To be done: Report back each line of the records that contains the string "date".

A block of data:
<<<<

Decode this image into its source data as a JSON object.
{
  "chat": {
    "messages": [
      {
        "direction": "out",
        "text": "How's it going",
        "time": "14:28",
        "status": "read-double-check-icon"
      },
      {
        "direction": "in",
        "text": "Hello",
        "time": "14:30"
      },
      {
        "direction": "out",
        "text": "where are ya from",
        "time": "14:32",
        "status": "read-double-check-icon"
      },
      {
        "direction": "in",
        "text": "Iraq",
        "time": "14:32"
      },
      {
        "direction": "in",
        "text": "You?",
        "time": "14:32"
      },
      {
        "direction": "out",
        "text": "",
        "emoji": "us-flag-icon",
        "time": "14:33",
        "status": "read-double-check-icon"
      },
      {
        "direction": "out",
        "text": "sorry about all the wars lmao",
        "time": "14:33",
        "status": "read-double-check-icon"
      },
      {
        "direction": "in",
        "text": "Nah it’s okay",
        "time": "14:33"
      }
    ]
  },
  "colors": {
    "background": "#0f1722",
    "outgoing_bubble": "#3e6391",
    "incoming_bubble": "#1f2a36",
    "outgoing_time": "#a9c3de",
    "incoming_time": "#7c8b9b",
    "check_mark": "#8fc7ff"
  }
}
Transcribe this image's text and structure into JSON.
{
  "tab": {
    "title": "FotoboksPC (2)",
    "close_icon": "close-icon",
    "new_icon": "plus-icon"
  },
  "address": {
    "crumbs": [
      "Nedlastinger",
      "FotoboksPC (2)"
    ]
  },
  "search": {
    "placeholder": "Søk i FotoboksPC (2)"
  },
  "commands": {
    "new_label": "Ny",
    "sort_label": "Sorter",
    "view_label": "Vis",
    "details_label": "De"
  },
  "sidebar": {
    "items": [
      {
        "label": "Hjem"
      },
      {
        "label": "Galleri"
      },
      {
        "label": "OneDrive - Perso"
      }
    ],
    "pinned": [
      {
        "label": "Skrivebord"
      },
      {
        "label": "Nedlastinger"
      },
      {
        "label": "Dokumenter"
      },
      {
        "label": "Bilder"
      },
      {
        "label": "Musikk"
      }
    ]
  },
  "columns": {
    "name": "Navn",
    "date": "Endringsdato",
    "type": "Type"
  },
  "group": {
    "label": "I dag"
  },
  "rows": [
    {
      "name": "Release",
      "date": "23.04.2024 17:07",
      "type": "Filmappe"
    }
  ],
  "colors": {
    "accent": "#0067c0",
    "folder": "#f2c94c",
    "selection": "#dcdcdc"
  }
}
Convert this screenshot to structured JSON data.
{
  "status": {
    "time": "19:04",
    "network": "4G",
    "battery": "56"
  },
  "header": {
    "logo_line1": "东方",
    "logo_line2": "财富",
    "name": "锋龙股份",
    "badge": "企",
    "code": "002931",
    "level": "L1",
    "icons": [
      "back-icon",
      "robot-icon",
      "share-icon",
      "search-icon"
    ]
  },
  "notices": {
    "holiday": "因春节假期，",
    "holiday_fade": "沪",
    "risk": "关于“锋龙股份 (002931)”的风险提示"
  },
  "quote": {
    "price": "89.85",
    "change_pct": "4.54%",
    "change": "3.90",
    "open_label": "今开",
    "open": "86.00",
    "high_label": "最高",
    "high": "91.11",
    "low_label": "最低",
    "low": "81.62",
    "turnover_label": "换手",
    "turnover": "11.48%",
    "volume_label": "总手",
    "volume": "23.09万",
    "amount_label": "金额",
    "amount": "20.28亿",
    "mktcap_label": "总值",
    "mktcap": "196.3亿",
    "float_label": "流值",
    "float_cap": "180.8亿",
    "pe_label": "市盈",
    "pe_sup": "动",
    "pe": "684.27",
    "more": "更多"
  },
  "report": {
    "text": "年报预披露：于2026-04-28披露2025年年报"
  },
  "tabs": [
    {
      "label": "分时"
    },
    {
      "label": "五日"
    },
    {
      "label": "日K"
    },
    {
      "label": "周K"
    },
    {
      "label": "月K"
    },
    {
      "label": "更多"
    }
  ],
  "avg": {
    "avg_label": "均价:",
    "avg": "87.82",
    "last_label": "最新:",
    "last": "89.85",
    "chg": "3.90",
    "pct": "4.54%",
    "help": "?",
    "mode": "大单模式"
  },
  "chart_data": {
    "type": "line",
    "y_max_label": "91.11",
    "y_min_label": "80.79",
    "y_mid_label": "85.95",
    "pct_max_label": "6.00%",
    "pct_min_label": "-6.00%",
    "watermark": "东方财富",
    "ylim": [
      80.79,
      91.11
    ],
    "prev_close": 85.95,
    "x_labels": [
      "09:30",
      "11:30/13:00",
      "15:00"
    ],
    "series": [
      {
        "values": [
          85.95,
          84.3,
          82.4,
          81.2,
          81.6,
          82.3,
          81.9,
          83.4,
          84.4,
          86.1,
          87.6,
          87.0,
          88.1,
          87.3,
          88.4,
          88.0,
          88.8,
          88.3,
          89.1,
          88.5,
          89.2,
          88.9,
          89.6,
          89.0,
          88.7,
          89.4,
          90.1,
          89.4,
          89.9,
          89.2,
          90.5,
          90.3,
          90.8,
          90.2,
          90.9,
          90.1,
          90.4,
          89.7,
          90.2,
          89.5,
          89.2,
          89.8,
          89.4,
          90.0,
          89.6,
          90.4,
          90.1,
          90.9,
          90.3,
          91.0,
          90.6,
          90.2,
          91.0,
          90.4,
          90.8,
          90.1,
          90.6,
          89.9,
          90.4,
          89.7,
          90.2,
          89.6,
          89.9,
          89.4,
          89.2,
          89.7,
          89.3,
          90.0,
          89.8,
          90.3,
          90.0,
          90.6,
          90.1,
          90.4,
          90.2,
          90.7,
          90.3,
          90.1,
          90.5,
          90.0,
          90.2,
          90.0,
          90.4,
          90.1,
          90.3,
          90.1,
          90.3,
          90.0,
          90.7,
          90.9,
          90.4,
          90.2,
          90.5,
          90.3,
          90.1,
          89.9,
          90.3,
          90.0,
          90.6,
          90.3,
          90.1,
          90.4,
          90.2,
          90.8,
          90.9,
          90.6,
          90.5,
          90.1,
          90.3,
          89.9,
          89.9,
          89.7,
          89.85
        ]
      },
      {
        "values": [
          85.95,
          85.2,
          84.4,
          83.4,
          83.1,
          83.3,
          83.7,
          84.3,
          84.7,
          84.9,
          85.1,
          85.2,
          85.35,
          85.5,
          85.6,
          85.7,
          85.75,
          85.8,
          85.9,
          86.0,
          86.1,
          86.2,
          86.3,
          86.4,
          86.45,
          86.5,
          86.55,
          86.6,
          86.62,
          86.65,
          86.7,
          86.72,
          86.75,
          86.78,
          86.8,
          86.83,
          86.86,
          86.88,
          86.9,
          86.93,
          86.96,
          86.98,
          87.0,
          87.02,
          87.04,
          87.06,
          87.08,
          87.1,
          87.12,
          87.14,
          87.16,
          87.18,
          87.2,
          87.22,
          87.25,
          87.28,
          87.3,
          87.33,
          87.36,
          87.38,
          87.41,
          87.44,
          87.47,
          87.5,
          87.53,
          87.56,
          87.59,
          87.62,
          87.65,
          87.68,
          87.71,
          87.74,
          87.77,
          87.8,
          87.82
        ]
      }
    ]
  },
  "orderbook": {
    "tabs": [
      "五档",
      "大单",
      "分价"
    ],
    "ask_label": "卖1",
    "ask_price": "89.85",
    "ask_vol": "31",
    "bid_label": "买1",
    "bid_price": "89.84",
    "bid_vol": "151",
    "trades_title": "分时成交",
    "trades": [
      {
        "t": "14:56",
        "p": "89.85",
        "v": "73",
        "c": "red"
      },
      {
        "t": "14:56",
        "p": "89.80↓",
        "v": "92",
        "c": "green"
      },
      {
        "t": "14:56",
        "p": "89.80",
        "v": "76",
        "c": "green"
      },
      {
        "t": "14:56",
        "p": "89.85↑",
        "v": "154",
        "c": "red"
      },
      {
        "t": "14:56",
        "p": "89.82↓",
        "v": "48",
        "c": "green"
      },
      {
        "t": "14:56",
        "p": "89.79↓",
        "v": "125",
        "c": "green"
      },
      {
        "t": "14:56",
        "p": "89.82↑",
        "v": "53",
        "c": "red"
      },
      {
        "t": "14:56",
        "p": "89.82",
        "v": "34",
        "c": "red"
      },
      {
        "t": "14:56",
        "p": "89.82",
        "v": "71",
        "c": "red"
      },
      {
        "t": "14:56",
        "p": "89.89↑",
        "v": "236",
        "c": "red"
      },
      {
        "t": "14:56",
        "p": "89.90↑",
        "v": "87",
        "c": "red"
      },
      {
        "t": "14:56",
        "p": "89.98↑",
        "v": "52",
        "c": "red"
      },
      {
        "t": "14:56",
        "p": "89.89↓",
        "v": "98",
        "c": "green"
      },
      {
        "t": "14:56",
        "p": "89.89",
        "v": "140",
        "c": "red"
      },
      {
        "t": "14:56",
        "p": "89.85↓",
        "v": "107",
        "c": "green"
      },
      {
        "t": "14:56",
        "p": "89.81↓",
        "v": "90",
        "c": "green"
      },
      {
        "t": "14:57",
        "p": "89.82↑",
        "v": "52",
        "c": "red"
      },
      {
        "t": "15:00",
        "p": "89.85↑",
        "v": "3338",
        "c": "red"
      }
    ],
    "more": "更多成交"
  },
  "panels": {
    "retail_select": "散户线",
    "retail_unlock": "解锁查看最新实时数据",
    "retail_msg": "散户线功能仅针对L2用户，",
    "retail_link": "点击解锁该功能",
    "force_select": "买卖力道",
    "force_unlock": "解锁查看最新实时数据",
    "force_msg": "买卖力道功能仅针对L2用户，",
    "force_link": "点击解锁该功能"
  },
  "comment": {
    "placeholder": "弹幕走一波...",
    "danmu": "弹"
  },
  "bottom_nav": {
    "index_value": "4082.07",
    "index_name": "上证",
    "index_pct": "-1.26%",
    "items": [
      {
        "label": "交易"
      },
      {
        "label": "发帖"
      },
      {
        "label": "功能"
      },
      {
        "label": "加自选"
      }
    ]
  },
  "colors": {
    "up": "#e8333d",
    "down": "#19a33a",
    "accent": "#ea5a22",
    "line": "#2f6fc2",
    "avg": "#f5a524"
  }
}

>>>>

Response:
    "date": "Endringsdato",
      "date": "23.04.2024 17:07",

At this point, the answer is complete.